[Start INPUT]

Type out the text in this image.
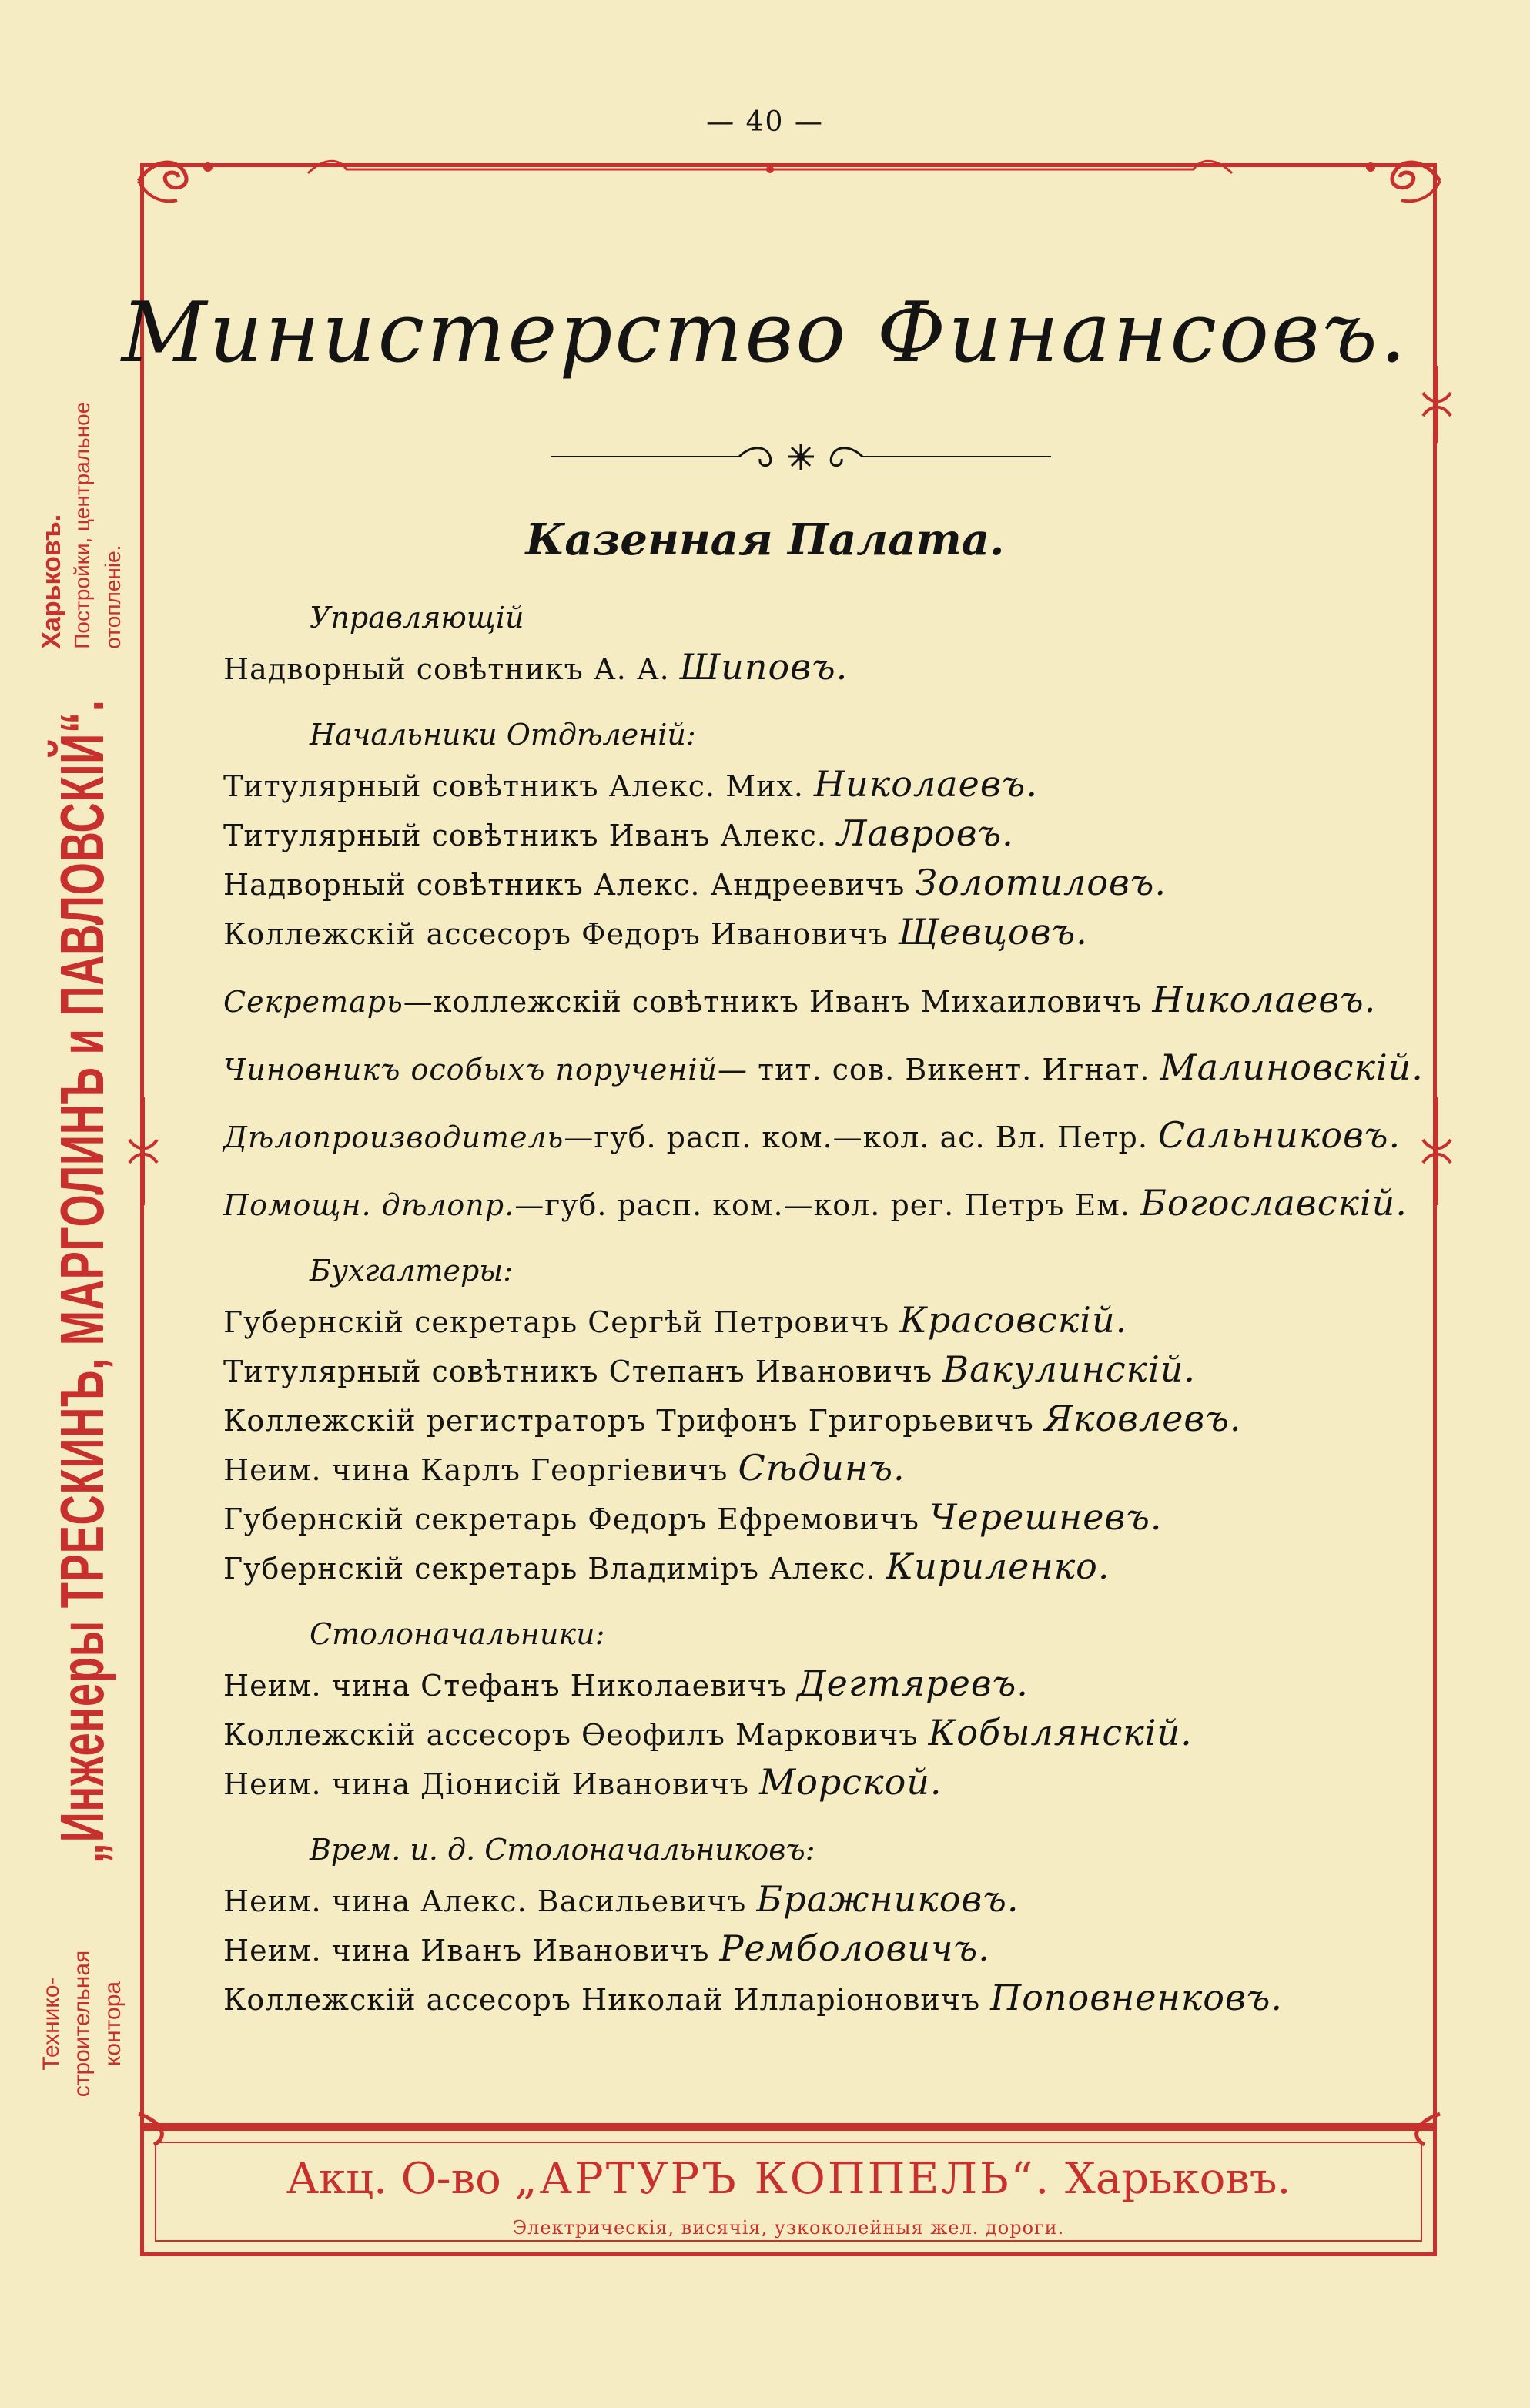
— 40 —
Технико-строительная контора
„Инженеры ТРЕСКИНЪ, МАРГОЛИНЪ и ПАВЛОВСКІЙ“.
Харьковъ. Постройки, центральное отопленіе.
Министерство Финансовъ.
Казенная Палата.
Управляющій
Надворный совѣтникъ А. А. Шиповъ.
Начальники Отдѣленій:
Титулярный совѣтникъ Алекс. Мих. Николаевъ.
Титулярный совѣтникъ Иванъ Алекс. Лавровъ.
Надворный совѣтникъ Алекс. Андреевичъ Золотиловъ.
Коллежскій ассесоръ Федоръ Ивановичъ Щевцовъ.
Секретарь—коллежскій совѣтникъ Иванъ Михаиловичъ Николаевъ.
Чиновникъ особыхъ порученій— тит. сов. Викент. Игнат. Малиновскій.
Дѣлопроизводитель—губ. расп. ком.—кол. ас. Вл. Петр. Сальниковъ.
Помощн. дѣлопр.—губ. расп. ком.—кол. рег. Петръ Ем. Богославскій.
Бухгалтеры:
Губернскій секретарь Сергѣй Петровичъ Красовскій.
Титулярный совѣтникъ Степанъ Ивановичъ Вакулинскій.
Коллежскій регистраторъ Трифонъ Григорьевичъ Яковлевъ.
Неим. чина Карлъ Георгіевичъ Сѣдинъ.
Губернскій секретарь Федоръ Ефремовичъ Черешневъ.
Губернскій секретарь Владиміръ Алекс. Кириленко.
Столоначальники:
Неим. чина Стефанъ Николаевичъ Дегтяревъ.
Коллежскій ассесоръ Ѳеофилъ Марковичъ Кобылянскій.
Неим. чина Діонисій Ивановичъ Морской.
Врем. и. д. Столоначальниковъ:
Неим. чина Алекс. Васильевичъ Бражниковъ.
Неим. чина Иванъ Ивановичъ Ремболовичъ.
Коллежскій ассесоръ Николай Илларіоновичъ Поповненковъ.
Акц. О-во „АРТУРЪ КОППЕЛЬ“. Харьковъ.
Электрическія, висячія, узкоколейныя жел. дороги.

[End INPUT]

▶ _EXERCISE OBJECTIVE_:
Images must not appear in the copy; reproduce everything else in the records verbatim.

▶ _THE COMPLETED TASK_:
Type out the text in this image.
— 40 —
Технико-строительная контора
„Инженеры ТРЕСКИНЪ, МАРГОЛИНЪ и ПАВЛОВСКІЙ“.
Харьковъ. Постройки, центральное отопленіе.
Министерство Финансовъ.
Казенная Палата.
Управляющій
Надворный совѣтникъ А. А. Шиповъ.
Начальники Отдѣленій:
Титулярный совѣтникъ Алекс. Мих. Николаевъ.
Титулярный совѣтникъ Иванъ Алекс. Лавровъ.
Надворный совѣтникъ Алекс. Андреевичъ Золотиловъ.
Коллежскій ассесоръ Федоръ Ивановичъ Щевцовъ.
Секретарь—коллежскій совѣтникъ Иванъ Михаиловичъ Николаевъ.
Чиновникъ особыхъ порученій— тит. сов. Викент. Игнат. Малиновскій.
Дѣлопроизводитель—губ. расп. ком.—кол. ас. Вл. Петр. Сальниковъ.
Помощн. дѣлопр.—губ. расп. ком.—кол. рег. Петръ Ем. Богославскій.
Бухгалтеры:
Губернскій секретарь Сергѣй Петровичъ Красовскій.
Титулярный совѣтникъ Степанъ Ивановичъ Вакулинскій.
Коллежскій регистраторъ Трифонъ Григорьевичъ Яковлевъ.
Неим. чина Карлъ Георгіевичъ Сѣдинъ.
Губернскій секретарь Федоръ Ефремовичъ Черешневъ.
Губернскій секретарь Владиміръ Алекс. Кириленко.
Столоначальники:
Неим. чина Стефанъ Николаевичъ Дегтяревъ.
Коллежскій ассесоръ Ѳеофилъ Марковичъ Кобылянскій.
Неим. чина Діонисій Ивановичъ Морской.
Врем. и. д. Столоначальниковъ:
Неим. чина Алекс. Васильевичъ Бражниковъ.
Неим. чина Иванъ Ивановичъ Ремболовичъ.
Коллежскій ассесоръ Николай Илларіоновичъ Поповненковъ.
Акц. О-во „АРТУРЪ КОППЕЛЬ“. Харьковъ.
Электрическія, висячія, узкоколейныя жел. дороги.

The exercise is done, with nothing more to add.